** begin **

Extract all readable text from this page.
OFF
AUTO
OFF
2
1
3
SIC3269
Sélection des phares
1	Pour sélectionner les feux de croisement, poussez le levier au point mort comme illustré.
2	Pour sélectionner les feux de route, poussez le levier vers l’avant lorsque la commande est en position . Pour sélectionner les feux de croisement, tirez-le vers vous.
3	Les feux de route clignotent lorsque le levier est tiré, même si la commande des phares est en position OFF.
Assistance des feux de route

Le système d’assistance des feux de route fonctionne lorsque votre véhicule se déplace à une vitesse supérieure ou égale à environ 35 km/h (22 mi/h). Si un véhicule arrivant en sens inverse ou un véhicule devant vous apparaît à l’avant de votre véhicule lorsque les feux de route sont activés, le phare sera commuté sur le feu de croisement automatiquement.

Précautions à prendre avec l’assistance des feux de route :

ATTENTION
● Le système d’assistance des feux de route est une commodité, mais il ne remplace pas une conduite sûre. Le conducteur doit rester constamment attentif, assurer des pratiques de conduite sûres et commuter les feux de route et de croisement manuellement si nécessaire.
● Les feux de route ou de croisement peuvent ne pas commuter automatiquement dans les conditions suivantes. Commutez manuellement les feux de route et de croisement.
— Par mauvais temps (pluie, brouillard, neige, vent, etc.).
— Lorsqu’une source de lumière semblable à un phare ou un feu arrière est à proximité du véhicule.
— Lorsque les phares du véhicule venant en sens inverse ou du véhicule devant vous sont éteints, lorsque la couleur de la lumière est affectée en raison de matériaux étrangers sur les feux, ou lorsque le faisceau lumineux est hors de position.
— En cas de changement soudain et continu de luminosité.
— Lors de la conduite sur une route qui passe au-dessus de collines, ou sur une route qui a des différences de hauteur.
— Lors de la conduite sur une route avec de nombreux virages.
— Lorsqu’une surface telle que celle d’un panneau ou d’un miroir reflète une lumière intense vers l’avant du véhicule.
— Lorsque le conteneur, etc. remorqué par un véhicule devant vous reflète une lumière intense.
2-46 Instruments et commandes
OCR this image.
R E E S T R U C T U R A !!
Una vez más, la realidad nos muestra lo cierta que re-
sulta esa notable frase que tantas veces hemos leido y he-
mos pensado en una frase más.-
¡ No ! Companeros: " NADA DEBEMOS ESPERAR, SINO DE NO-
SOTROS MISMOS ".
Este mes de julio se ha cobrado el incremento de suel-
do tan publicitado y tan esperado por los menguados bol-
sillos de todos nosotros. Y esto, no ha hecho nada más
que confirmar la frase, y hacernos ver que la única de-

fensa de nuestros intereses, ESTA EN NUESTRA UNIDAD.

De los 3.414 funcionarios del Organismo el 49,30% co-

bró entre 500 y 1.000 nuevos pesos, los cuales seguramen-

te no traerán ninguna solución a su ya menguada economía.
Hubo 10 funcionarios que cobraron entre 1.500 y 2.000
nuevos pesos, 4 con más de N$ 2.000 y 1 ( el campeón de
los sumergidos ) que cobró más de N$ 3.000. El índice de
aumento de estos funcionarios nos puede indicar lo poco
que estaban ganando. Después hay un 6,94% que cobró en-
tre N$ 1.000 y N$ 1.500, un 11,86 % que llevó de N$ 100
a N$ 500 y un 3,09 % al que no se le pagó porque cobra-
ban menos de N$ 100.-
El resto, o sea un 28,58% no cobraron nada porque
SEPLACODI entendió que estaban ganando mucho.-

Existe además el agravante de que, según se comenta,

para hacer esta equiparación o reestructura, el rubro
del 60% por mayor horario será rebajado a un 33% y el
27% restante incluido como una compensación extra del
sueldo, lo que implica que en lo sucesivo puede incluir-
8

** end **

Problem => Write every entry out again exactly.

The completed task =>
Extract all readable text from this page.
OFF
AUTO
OFF
2
1
3
SIC3269
Sélection des phares
1	Pour sélectionner les feux de croisement, poussez le levier au point mort comme illustré.
2	Pour sélectionner les feux de route, poussez le levier vers l’avant lorsque la commande est en position . Pour sélectionner les feux de croisement, tirez-le vers vous.
3	Les feux de route clignotent lorsque le levier est tiré, même si la commande des phares est en position OFF.
Assistance des feux de route

Le système d’assistance des feux de route fonctionne lorsque votre véhicule se déplace à une vitesse supérieure ou égale à environ 35 km/h (22 mi/h). Si un véhicule arrivant en sens inverse ou un véhicule devant vous apparaît à l’avant de votre véhicule lorsque les feux de route sont activés, le phare sera commuté sur le feu de croisement automatiquement.

Précautions à prendre avec l’assistance des feux de route :

ATTENTION
● Le système d’assistance des feux de route est une commodité, mais il ne remplace pas une conduite sûre. Le conducteur doit rester constamment attentif, assurer des pratiques de conduite sûres et commuter les feux de route et de croisement manuellement si nécessaire.
● Les feux de route ou de croisement peuvent ne pas commuter automatiquement dans les conditions suivantes. Commutez manuellement les feux de route et de croisement.
— Par mauvais temps (pluie, brouillard, neige, vent, etc.).
— Lorsqu’une source de lumière semblable à un phare ou un feu arrière est à proximité du véhicule.
— Lorsque les phares du véhicule venant en sens inverse ou du véhicule devant vous sont éteints, lorsque la couleur de la lumière est affectée en raison de matériaux étrangers sur les feux, ou lorsque le faisceau lumineux est hors de position.
— En cas de changement soudain et continu de luminosité.
— Lors de la conduite sur une route qui passe au-dessus de collines, ou sur une route qui a des différences de hauteur.
— Lors de la conduite sur une route avec de nombreux virages.
— Lorsqu’une surface telle que celle d’un panneau ou d’un miroir reflète une lumière intense vers l’avant du véhicule.
— Lorsque le conteneur, etc. remorqué par un véhicule devant vous reflète une lumière intense.
2-46 Instruments et commandes
OCR this image.
R E E S T R U C T U R A !!
Una vez más, la realidad nos muestra lo cierta que re-
sulta esa notable frase que tantas veces hemos leido y he-
mos pensado en una frase más.-
¡ No ! Companeros: " NADA DEBEMOS ESPERAR, SINO DE NO-
SOTROS MISMOS ".
Este mes de julio se ha cobrado el incremento de suel-
do tan publicitado y tan esperado por los menguados bol-
sillos de todos nosotros. Y esto, no ha hecho nada más
que confirmar la frase, y hacernos ver que la única de-

fensa de nuestros intereses, ESTA EN NUESTRA UNIDAD.

De los 3.414 funcionarios del Organismo el 49,30% co-

bró entre 500 y 1.000 nuevos pesos, los cuales seguramen-

te no traerán ninguna solución a su ya menguada economía.
Hubo 10 funcionarios que cobraron entre 1.500 y 2.000
nuevos pesos, 4 con más de N$ 2.000 y 1 ( el campeón de
los sumergidos ) que cobró más de N$ 3.000. El índice de
aumento de estos funcionarios nos puede indicar lo poco
que estaban ganando. Después hay un 6,94% que cobró en-
tre N$ 1.000 y N$ 1.500, un 11,86 % que llevó de N$ 100
a N$ 500 y un 3,09 % al que no se le pagó porque cobra-
ban menos de N$ 100.-
El resto, o sea un 28,58% no cobraron nada porque
SEPLACODI entendió que estaban ganando mucho.-

Existe además el agravante de que, según se comenta,

para hacer esta equiparación o reestructura, el rubro
del 60% por mayor horario será rebajado a un 33% y el
27% restante incluido como una compensación extra del
sueldo, lo que implica que en lo sucesivo puede incluir-
8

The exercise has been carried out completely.